**YOUR GOAL**: Of all the lines in the data below, how many contain "Partitionsabbild"? Report that number alone.

**Stored items from a collection**:
•••

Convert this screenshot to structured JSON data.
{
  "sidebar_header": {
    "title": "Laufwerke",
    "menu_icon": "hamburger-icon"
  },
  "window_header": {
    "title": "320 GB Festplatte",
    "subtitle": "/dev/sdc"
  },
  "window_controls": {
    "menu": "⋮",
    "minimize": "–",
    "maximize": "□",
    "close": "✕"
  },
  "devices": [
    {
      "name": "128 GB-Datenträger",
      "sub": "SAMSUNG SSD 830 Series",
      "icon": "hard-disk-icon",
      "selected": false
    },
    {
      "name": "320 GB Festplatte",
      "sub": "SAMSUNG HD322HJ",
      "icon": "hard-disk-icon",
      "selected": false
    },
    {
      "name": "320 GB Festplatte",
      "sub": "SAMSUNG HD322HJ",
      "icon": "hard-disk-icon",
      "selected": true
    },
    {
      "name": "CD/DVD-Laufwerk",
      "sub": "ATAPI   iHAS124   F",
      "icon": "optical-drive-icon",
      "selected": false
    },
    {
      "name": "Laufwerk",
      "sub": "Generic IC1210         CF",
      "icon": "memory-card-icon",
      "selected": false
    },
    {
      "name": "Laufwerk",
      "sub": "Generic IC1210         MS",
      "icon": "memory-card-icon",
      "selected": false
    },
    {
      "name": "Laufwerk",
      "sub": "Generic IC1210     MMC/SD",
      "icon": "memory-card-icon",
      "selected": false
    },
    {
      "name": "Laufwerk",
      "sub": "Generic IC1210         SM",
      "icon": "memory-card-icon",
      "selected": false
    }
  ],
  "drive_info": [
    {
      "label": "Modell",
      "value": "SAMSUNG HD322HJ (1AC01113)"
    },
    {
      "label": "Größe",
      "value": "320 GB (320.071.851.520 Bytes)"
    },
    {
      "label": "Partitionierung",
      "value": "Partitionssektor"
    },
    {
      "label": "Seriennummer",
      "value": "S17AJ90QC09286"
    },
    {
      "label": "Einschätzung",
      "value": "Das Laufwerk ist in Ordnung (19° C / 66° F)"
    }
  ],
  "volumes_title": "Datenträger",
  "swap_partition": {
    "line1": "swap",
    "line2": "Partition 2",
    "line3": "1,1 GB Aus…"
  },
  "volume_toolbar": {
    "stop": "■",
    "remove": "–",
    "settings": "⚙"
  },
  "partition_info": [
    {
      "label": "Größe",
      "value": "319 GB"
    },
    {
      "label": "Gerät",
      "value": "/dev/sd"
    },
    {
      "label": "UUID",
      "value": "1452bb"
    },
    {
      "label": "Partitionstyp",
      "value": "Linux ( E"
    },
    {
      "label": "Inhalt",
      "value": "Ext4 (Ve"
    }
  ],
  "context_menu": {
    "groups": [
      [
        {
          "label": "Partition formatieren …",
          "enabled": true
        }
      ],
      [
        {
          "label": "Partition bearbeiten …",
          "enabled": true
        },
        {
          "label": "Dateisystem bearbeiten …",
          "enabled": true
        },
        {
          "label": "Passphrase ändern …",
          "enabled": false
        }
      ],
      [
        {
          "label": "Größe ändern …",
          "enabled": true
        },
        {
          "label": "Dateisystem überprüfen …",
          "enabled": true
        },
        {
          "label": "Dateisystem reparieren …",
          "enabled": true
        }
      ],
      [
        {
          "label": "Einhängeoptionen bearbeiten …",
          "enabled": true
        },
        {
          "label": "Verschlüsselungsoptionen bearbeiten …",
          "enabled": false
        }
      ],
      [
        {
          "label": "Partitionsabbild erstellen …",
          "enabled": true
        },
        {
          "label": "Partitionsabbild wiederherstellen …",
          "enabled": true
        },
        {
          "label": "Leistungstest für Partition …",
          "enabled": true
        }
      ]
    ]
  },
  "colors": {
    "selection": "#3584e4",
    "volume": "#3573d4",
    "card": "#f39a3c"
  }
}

•••

**RESULT FOR THIS TASK**: 2